● Stated task
Repeat the material verbatim and drop the pictures.
>> Begin Information supplied
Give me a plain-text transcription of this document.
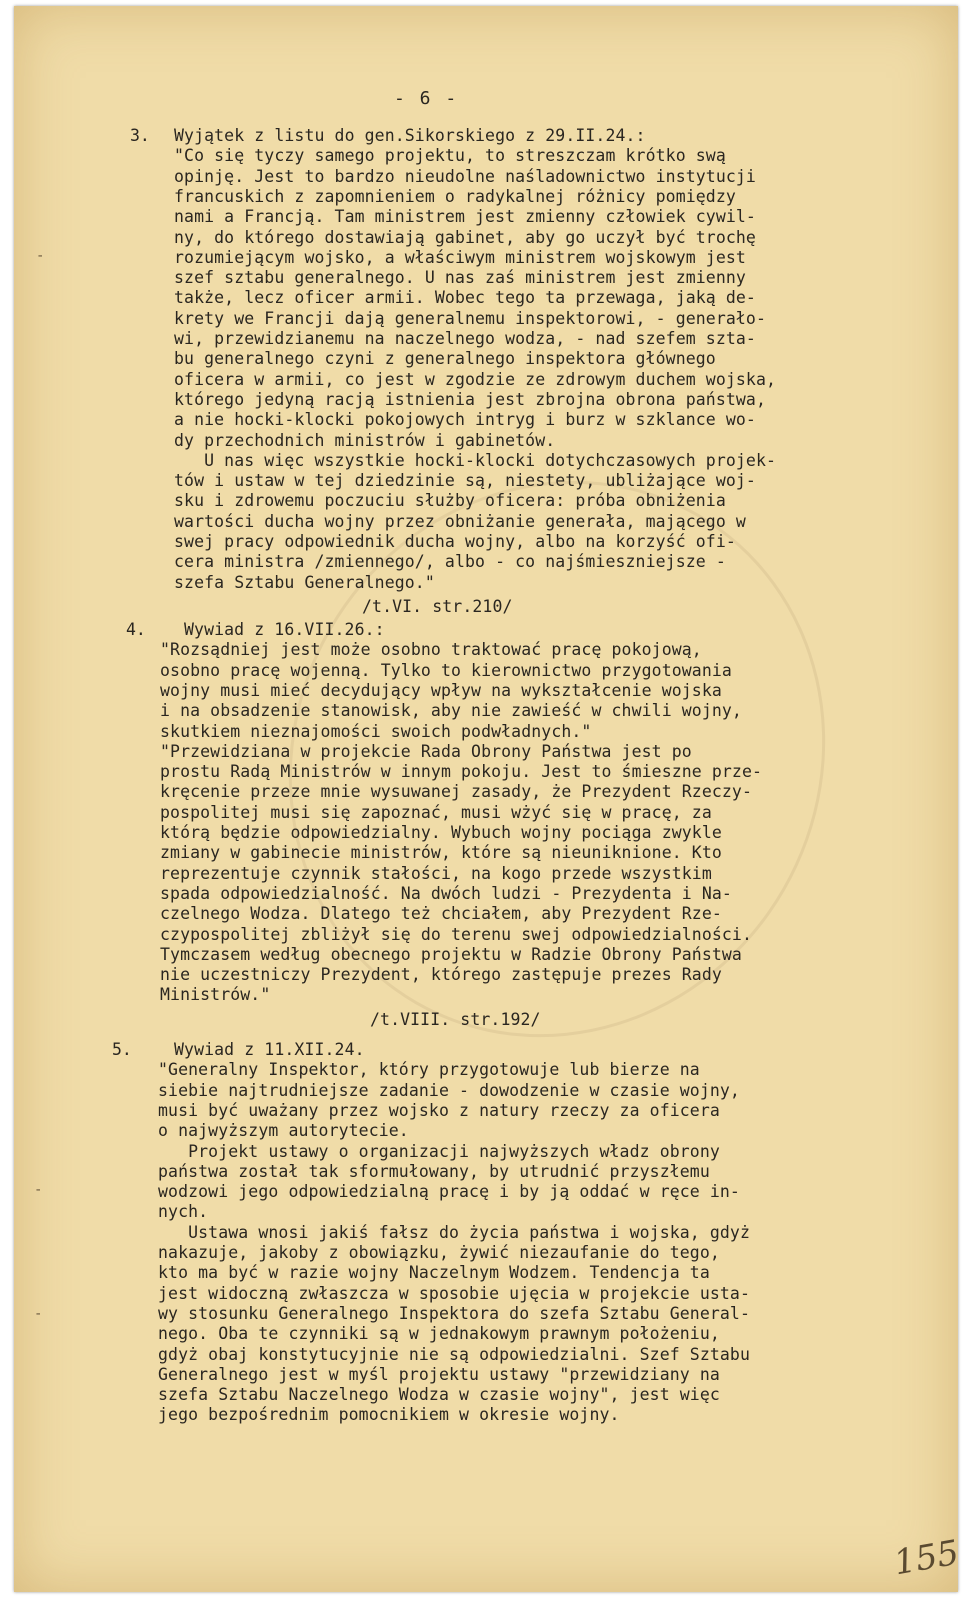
- 6 -
3. Wyjątek z listu do gen.Sikorskiego z 29.II.24.:
"Co się tyczy samego projektu, to streszczam krótko swą
opinję. Jest to bardzo nieudolne naśladownictwo instytucji
francuskich z zapomnieniem o radykalnej różnicy pomiędzy
nami a Francją. Tam ministrem jest zmienny człowiek cywil-
ny, do którego dostawiają gabinet, aby go uczył być trochę
rozumiejącym wojsko, a właściwym ministrem wojskowym jest
szef sztabu generalnego. U nas zaś ministrem jest zmienny
także, lecz oficer armii. Wobec tego ta przewaga, jaką de-
krety we Francji dają generalnemu inspektorowi, - generało-
wi, przewidzianemu na naczelnego wodza, - nad szefem szta-
bu generalnego czyni z generalnego inspektora głównego
oficera w armii, co jest w zgodzie ze zdrowym duchem wojska,
którego jedyną racją istnienia jest zbrojna obrona państwa,
a nie hocki-klocki pokojowych intryg i burz w szklance wo-
dy przechodnich ministrów i gabinetów.
U nas więc wszystkie hocki-klocki dotychczasowych projek-
tów i ustaw w tej dziedzinie są, niestety, ubliżające woj-
sku i zdrowemu poczuciu służby oficera: próba obniżenia
wartości ducha wojny przez obniżanie generała, mającego w
swej pracy odpowiednik ducha wojny, albo na korzyść ofi-
cera ministra /zmiennego/, albo - co najśmieszniejsze -
szefa Sztabu Generalnego."
/t.VI. str.210/
4. Wywiad z 16.VII.26.:
"Rozsądniej jest może osobno traktować pracę pokojową,
osobno pracę wojenną. Tylko to kierownictwo przygotowania
wojny musi mieć decydujący wpływ na wykształcenie wojska
i na obsadzenie stanowisk, aby nie zawieść w chwili wojny,
skutkiem nieznajomości swoich podwładnych."
"Przewidziana w projekcie Rada Obrony Państwa jest po
prostu Radą Ministrów w innym pokoju. Jest to śmieszne prze-
kręcenie przeze mnie wysuwanej zasady, że Prezydent Rzeczy-
pospolitej musi się zapoznać, musi wżyć się w pracę, za
którą będzie odpowiedzialny. Wybuch wojny pociąga zwykle
zmiany w gabinecie ministrów, które są nieuniknione. Kto
reprezentuje czynnik stałości, na kogo przede wszystkim
spada odpowiedzialność. Na dwóch ludzi - Prezydenta i Na-
czelnego Wodza. Dlatego też chciałem, aby Prezydent Rze-
czypospolitej zbliżył się do terenu swej odpowiedzialności.
Tymczasem według obecnego projektu w Radzie Obrony Państwa
nie uczestniczy Prezydent, którego zastępuje prezes Rady
Ministrów."
/t.VIII. str.192/
5.	Wywiad z 11.XII.24.
"Generalny Inspektor, który przygotowuje lub bierze na
siebie najtrudniejsze zadanie - dowodzenie w czasie wojny,
musi być uważany przez wojsko z natury rzeczy za oficera
o najwyższym autorytecie.
Projekt ustawy o organizacji najwyższych władz obrony
państwa został tak sformułowany, by utrudnić przyszłemu
wodzowi jego odpowiedzialną pracę i by ją oddać w ręce in-
nych.
Ustawa wnosi jakiś fałsz do życia państwa i wojska, gdyż
nakazuje, jakoby z obowiązku, żywić niezaufanie do tego,
kto ma być w razie wojny Naczelnym Wodzem. Tendencja ta
jest widoczną zwłaszcza w sposobie ujęcia w projekcie usta-
wy stosunku Generalnego Inspektora do szefa Sztabu General-
nego. Oba te czynniki są w jednakowym prawnym położeniu,
gdyż obaj konstytucyjnie nie są odpowiedzialni. Szef Sztabu
Generalnego jest w myśl projektu ustawy "przewidziany na
szefa Sztabu Naczelnego Wodza w czasie wojny", jest więc
jego bezpośrednim pomocnikiem w okresie wojny.
-
-
-
155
>> End Information supplied
● Exercise result
Give me a plain-text transcription of this document.
- 6 -
3. Wyjątek z listu do gen.Sikorskiego z 29.II.24.:
"Co się tyczy samego projektu, to streszczam krótko swą
opinję. Jest to bardzo nieudolne naśladownictwo instytucji
francuskich z zapomnieniem o radykalnej różnicy pomiędzy
nami a Francją. Tam ministrem jest zmienny człowiek cywil-
ny, do którego dostawiają gabinet, aby go uczył być trochę
rozumiejącym wojsko, a właściwym ministrem wojskowym jest
szef sztabu generalnego. U nas zaś ministrem jest zmienny
także, lecz oficer armii. Wobec tego ta przewaga, jaką de-
krety we Francji dają generalnemu inspektorowi, - generało-
wi, przewidzianemu na naczelnego wodza, - nad szefem szta-
bu generalnego czyni z generalnego inspektora głównego
oficera w armii, co jest w zgodzie ze zdrowym duchem wojska,
którego jedyną racją istnienia jest zbrojna obrona państwa,
a nie hocki-klocki pokojowych intryg i burz w szklance wo-
dy przechodnich ministrów i gabinetów.
U nas więc wszystkie hocki-klocki dotychczasowych projek-
tów i ustaw w tej dziedzinie są, niestety, ubliżające woj-
sku i zdrowemu poczuciu służby oficera: próba obniżenia
wartości ducha wojny przez obniżanie generała, mającego w
swej pracy odpowiednik ducha wojny, albo na korzyść ofi-
cera ministra /zmiennego/, albo - co najśmieszniejsze -
szefa Sztabu Generalnego."
/t.VI. str.210/
4. Wywiad z 16.VII.26.:
"Rozsądniej jest może osobno traktować pracę pokojową,
osobno pracę wojenną. Tylko to kierownictwo przygotowania
wojny musi mieć decydujący wpływ na wykształcenie wojska
i na obsadzenie stanowisk, aby nie zawieść w chwili wojny,
skutkiem nieznajomości swoich podwładnych."
"Przewidziana w projekcie Rada Obrony Państwa jest po
prostu Radą Ministrów w innym pokoju. Jest to śmieszne prze-
kręcenie przeze mnie wysuwanej zasady, że Prezydent Rzeczy-
pospolitej musi się zapoznać, musi wżyć się w pracę, za
którą będzie odpowiedzialny. Wybuch wojny pociąga zwykle
zmiany w gabinecie ministrów, które są nieuniknione. Kto
reprezentuje czynnik stałości, na kogo przede wszystkim
spada odpowiedzialność. Na dwóch ludzi - Prezydenta i Na-
czelnego Wodza. Dlatego też chciałem, aby Prezydent Rze-
czypospolitej zbliżył się do terenu swej odpowiedzialności.
Tymczasem według obecnego projektu w Radzie Obrony Państwa
nie uczestniczy Prezydent, którego zastępuje prezes Rady
Ministrów."
/t.VIII. str.192/
5.	Wywiad z 11.XII.24.
"Generalny Inspektor, który przygotowuje lub bierze na
siebie najtrudniejsze zadanie - dowodzenie w czasie wojny,
musi być uważany przez wojsko z natury rzeczy za oficera
o najwyższym autorytecie.
Projekt ustawy o organizacji najwyższych władz obrony
państwa został tak sformułowany, by utrudnić przyszłemu
wodzowi jego odpowiedzialną pracę i by ją oddać w ręce in-
nych.
Ustawa wnosi jakiś fałsz do życia państwa i wojska, gdyż
nakazuje, jakoby z obowiązku, żywić niezaufanie do tego,
kto ma być w razie wojny Naczelnym Wodzem. Tendencja ta
jest widoczną zwłaszcza w sposobie ujęcia w projekcie usta-
wy stosunku Generalnego Inspektora do szefa Sztabu General-
nego. Oba te czynniki są w jednakowym prawnym położeniu,
gdyż obaj konstytucyjnie nie są odpowiedzialni. Szef Sztabu
Generalnego jest w myśl projektu ustawy "przewidziany na
szefa Sztabu Naczelnego Wodza w czasie wojny", jest więc
jego bezpośrednim pomocnikiem w okresie wojny.
-
-
-
155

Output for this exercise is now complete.